Items from a dataset
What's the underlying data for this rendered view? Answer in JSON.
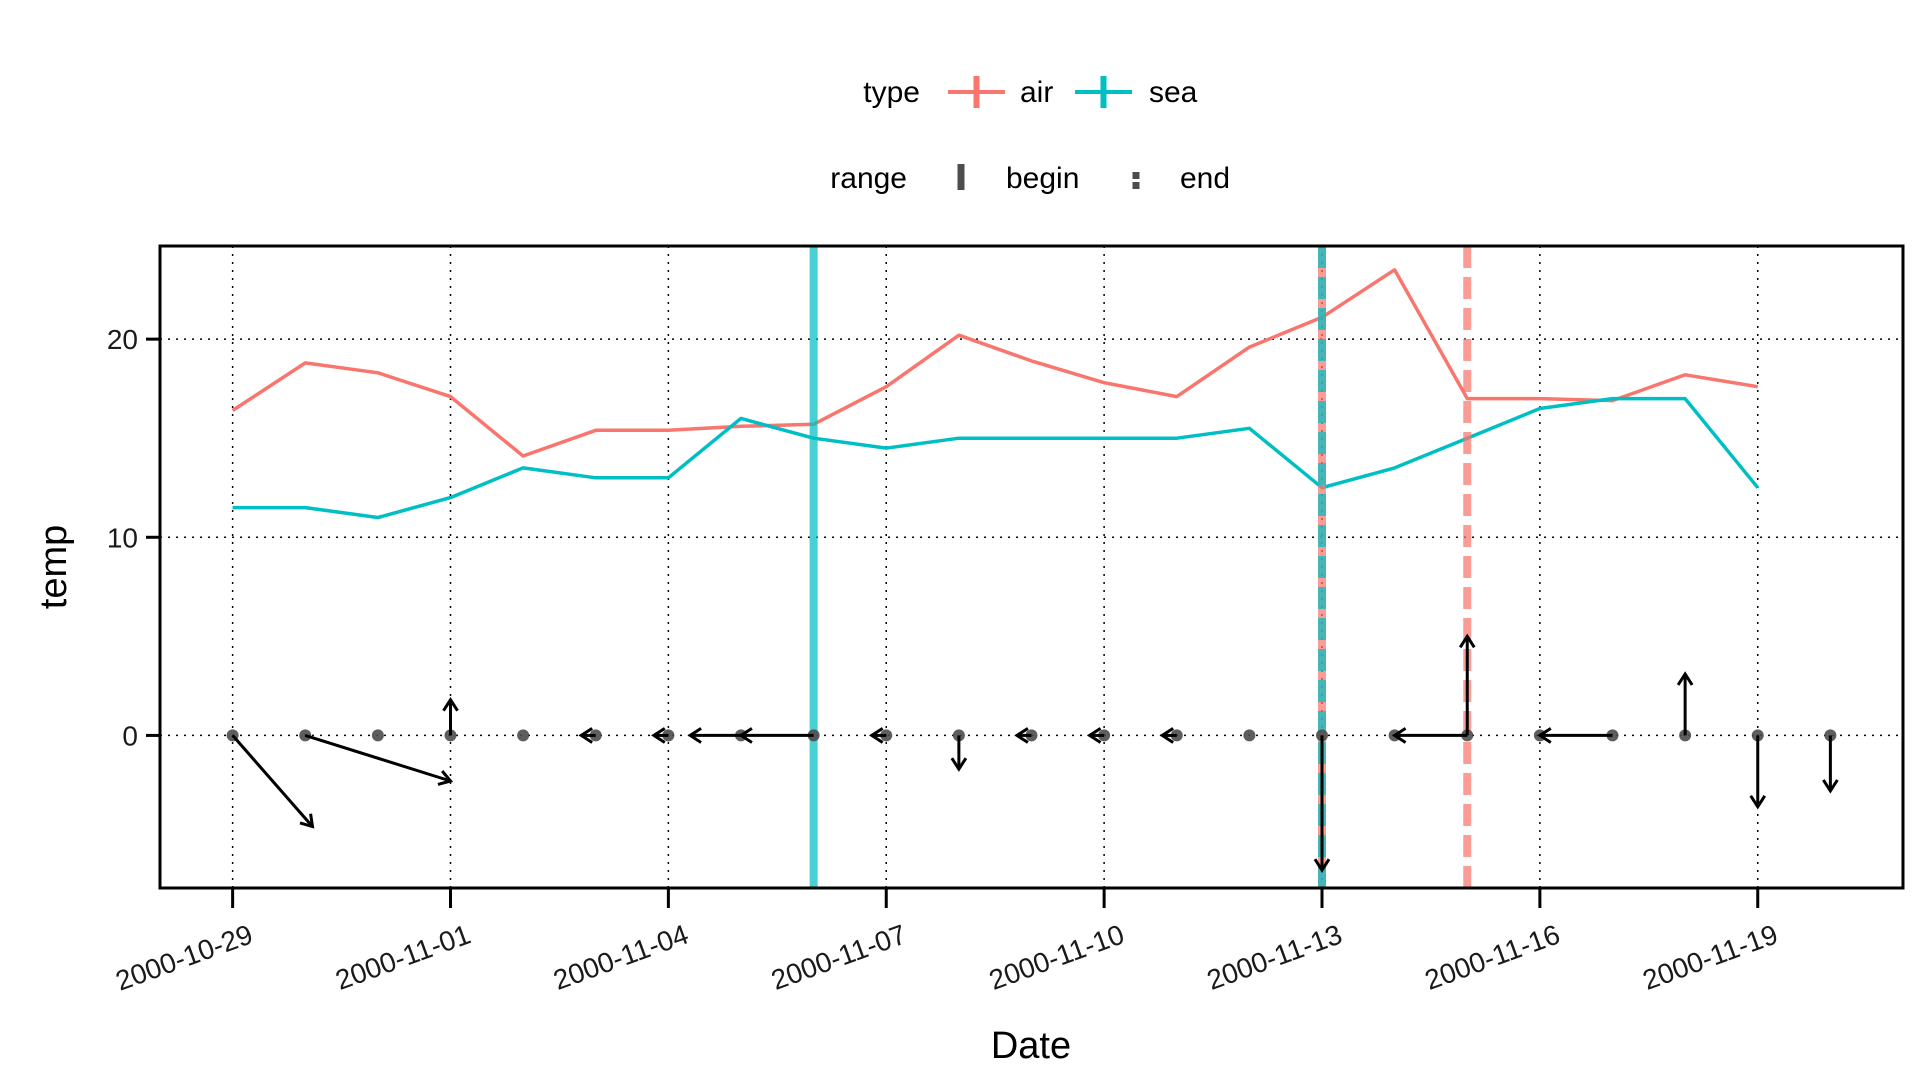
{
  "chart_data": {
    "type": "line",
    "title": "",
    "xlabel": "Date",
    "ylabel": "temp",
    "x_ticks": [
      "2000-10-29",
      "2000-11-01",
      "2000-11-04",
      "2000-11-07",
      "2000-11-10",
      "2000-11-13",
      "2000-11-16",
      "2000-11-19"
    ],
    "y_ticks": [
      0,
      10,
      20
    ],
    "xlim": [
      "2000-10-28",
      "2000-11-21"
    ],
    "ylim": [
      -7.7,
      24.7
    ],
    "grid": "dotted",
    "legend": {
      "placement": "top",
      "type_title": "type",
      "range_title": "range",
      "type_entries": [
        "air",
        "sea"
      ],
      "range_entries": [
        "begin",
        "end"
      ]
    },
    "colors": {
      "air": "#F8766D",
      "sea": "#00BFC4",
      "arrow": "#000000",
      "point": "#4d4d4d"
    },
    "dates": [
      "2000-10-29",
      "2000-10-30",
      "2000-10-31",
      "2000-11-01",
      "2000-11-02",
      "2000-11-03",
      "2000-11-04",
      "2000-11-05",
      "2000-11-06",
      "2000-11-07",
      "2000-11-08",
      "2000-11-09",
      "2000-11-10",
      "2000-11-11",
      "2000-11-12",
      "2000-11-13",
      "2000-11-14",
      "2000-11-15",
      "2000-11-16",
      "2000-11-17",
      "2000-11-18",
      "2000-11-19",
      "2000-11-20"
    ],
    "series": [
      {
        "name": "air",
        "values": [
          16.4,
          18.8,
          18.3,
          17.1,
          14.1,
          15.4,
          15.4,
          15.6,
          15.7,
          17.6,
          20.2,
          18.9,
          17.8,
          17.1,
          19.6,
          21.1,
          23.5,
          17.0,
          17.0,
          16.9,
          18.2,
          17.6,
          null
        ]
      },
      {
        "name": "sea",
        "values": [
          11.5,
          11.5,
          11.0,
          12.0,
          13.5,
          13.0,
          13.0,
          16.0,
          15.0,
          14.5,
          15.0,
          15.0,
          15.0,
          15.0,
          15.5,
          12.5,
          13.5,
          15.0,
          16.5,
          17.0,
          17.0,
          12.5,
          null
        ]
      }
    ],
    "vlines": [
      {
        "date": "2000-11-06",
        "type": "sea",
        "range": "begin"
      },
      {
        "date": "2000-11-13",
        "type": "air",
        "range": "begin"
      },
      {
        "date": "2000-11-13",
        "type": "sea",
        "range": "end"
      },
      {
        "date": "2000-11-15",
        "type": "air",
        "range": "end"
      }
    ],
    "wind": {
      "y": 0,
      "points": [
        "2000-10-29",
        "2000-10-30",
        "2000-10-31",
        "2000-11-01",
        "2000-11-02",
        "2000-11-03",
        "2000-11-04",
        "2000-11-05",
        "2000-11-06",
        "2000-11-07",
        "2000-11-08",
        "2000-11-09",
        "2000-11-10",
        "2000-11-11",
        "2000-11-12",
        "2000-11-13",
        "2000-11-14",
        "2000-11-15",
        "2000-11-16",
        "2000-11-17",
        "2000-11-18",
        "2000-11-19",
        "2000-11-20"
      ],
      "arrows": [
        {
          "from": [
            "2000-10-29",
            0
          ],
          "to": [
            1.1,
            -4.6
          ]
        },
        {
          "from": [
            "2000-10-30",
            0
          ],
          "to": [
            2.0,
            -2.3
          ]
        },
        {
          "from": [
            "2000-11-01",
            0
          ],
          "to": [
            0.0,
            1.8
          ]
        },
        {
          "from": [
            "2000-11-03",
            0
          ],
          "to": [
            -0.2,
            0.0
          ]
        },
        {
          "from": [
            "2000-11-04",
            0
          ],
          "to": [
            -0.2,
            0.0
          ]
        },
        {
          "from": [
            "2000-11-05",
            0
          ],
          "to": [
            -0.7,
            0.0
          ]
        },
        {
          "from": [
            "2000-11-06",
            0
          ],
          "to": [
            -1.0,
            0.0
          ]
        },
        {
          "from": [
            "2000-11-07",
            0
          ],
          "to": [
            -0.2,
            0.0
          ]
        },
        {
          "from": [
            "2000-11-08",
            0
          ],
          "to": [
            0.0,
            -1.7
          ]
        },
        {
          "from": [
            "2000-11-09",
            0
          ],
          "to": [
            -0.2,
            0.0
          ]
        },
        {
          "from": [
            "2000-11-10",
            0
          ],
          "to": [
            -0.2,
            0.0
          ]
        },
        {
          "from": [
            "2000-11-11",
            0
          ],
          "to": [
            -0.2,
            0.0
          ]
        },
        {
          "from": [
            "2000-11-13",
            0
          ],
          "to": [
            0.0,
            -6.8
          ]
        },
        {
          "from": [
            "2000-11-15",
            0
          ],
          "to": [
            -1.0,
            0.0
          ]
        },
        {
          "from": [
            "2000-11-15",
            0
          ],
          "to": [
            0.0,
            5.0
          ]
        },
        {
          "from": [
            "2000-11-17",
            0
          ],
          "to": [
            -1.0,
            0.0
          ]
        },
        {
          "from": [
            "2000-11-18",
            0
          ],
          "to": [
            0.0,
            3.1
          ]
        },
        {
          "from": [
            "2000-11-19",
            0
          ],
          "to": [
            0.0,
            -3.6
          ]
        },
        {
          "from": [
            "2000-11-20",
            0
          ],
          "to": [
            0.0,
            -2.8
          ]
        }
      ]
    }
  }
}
* * *
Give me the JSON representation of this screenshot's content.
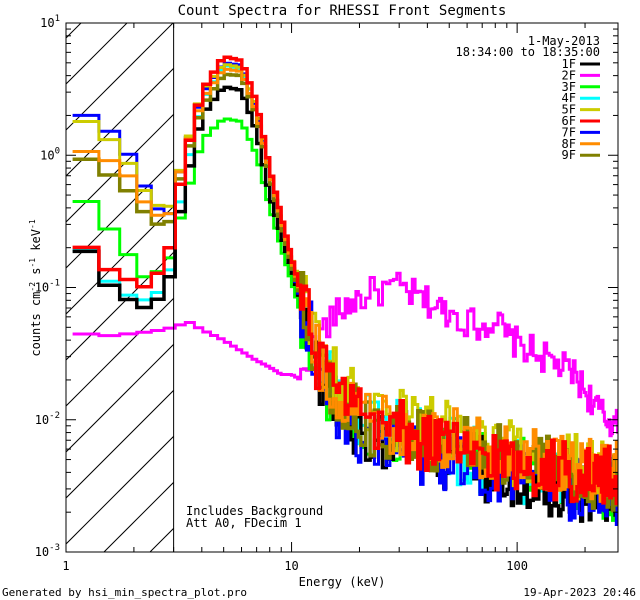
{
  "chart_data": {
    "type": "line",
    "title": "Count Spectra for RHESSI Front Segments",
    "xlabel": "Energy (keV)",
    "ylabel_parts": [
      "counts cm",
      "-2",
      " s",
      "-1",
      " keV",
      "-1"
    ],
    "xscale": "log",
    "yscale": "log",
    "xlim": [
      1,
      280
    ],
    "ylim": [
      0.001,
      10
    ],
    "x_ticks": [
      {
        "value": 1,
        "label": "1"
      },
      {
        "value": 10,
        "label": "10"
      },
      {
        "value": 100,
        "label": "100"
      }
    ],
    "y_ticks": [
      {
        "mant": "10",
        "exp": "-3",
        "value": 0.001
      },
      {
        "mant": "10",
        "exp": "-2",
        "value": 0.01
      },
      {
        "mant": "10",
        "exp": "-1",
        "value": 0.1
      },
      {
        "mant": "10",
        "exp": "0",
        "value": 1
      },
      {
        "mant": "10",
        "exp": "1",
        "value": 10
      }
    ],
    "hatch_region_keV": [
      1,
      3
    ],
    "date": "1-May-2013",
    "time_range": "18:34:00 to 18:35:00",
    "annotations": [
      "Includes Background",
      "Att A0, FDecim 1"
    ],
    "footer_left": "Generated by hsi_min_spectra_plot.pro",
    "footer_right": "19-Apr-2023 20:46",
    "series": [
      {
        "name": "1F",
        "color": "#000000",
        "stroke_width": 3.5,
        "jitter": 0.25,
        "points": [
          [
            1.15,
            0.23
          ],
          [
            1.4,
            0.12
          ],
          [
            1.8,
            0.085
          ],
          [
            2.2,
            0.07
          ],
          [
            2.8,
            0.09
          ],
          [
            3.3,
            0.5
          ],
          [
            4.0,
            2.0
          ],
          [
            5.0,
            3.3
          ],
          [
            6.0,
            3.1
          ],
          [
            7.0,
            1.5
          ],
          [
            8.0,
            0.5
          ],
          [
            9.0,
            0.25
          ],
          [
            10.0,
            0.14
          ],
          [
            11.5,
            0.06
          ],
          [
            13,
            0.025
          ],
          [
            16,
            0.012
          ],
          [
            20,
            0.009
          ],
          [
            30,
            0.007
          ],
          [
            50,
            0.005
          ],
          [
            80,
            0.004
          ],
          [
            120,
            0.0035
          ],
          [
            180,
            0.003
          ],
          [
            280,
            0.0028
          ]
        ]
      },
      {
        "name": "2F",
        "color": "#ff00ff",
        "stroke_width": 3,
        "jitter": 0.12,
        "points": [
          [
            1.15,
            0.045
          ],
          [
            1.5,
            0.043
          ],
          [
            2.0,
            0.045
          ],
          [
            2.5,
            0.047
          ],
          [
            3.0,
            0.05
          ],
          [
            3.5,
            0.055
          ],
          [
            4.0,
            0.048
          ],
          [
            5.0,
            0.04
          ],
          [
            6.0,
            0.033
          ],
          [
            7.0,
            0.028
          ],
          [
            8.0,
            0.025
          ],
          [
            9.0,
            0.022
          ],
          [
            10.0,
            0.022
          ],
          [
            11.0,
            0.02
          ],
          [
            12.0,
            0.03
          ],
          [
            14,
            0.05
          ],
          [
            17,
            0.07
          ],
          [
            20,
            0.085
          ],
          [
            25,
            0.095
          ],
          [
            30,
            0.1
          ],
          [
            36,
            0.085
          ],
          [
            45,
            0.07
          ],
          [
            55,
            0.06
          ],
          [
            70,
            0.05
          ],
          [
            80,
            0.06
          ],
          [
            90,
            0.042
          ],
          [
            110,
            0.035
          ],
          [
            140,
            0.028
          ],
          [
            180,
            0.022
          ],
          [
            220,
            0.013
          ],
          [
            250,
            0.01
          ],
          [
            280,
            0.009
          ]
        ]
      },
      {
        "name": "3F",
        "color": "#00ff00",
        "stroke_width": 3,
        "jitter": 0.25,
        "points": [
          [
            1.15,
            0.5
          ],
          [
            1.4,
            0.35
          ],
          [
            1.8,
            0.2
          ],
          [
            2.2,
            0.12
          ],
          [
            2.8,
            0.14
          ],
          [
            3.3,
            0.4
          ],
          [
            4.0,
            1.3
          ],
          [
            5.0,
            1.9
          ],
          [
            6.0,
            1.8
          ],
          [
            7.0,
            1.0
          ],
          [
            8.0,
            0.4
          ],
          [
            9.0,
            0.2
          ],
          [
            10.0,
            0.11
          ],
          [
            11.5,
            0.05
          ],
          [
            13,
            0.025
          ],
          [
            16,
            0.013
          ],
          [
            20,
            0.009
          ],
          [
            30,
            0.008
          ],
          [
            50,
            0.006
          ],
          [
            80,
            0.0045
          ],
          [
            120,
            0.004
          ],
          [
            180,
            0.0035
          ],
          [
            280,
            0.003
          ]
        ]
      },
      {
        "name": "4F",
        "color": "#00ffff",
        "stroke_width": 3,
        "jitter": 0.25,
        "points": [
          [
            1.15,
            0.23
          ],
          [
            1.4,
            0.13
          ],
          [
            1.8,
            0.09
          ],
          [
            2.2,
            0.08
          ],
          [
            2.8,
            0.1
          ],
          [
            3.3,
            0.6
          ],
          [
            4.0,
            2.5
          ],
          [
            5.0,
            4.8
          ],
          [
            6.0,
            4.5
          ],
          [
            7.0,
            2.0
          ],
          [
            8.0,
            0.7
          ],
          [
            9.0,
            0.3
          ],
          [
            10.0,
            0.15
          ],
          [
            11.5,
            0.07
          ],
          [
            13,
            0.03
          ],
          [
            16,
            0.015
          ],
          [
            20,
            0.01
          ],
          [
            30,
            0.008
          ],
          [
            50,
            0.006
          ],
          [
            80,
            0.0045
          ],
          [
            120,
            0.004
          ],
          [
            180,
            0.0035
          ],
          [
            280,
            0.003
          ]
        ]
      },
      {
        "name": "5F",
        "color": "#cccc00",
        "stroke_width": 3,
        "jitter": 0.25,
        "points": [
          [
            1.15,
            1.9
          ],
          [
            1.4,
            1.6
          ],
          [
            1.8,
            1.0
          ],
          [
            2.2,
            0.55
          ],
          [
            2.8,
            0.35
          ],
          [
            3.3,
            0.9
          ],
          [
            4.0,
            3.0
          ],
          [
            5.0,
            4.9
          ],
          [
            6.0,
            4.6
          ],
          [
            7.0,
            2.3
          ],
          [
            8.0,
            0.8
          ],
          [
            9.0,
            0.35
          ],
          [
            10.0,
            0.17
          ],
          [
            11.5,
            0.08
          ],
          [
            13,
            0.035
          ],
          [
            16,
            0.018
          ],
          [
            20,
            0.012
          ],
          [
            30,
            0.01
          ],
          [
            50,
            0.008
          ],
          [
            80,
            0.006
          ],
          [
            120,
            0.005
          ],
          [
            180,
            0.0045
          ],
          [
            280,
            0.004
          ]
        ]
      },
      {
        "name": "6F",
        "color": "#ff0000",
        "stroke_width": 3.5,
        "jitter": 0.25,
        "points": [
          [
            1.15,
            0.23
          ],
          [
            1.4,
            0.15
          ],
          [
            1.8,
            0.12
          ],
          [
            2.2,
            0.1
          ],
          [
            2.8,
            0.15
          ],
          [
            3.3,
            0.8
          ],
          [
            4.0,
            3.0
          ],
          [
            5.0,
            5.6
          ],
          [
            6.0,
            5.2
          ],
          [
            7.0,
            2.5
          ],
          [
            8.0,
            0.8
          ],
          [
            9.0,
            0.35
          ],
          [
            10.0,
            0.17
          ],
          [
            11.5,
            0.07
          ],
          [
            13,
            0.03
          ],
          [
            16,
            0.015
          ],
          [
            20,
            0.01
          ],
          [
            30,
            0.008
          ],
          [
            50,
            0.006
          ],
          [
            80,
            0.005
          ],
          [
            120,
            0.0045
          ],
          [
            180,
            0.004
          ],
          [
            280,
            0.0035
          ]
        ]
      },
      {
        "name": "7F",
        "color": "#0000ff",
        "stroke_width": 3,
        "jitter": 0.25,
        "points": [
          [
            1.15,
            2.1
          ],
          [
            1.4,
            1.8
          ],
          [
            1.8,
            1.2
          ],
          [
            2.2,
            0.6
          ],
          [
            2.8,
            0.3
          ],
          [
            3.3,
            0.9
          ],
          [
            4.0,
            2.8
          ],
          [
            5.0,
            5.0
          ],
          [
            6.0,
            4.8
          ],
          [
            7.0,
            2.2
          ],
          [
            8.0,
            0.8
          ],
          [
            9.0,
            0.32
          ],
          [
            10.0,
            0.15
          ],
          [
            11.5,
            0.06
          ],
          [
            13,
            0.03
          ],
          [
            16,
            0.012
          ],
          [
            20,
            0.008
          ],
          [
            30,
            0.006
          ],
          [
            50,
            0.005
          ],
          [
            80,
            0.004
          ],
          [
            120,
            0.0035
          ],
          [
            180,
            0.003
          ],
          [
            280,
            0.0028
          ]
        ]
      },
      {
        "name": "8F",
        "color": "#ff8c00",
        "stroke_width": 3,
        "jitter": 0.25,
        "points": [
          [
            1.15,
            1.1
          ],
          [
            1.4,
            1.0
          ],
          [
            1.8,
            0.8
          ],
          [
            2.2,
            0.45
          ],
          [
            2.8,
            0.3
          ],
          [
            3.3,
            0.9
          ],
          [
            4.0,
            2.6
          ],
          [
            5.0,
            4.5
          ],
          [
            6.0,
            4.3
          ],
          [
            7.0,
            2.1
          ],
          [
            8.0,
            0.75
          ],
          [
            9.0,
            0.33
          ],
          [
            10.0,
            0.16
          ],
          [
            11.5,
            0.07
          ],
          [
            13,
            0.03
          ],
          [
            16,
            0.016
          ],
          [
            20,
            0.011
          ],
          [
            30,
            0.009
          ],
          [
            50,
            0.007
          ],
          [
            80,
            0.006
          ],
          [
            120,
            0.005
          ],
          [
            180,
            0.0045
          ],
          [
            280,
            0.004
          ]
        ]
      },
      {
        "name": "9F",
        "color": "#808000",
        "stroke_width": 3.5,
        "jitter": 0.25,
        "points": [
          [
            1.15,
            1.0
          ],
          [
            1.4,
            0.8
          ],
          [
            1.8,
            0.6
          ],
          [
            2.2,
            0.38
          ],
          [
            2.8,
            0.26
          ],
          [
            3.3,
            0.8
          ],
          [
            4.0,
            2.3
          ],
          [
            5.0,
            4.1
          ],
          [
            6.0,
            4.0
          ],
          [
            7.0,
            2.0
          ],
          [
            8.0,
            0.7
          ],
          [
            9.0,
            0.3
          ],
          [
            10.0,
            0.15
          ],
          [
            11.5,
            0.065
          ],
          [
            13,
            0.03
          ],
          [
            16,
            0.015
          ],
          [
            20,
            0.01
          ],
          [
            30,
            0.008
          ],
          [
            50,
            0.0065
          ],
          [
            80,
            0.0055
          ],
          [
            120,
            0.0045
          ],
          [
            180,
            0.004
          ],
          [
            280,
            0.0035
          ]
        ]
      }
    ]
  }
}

◆ Exercise instructions:
Only a number is wanted: how many lines of the material above hold "name"?

◆ The response:
11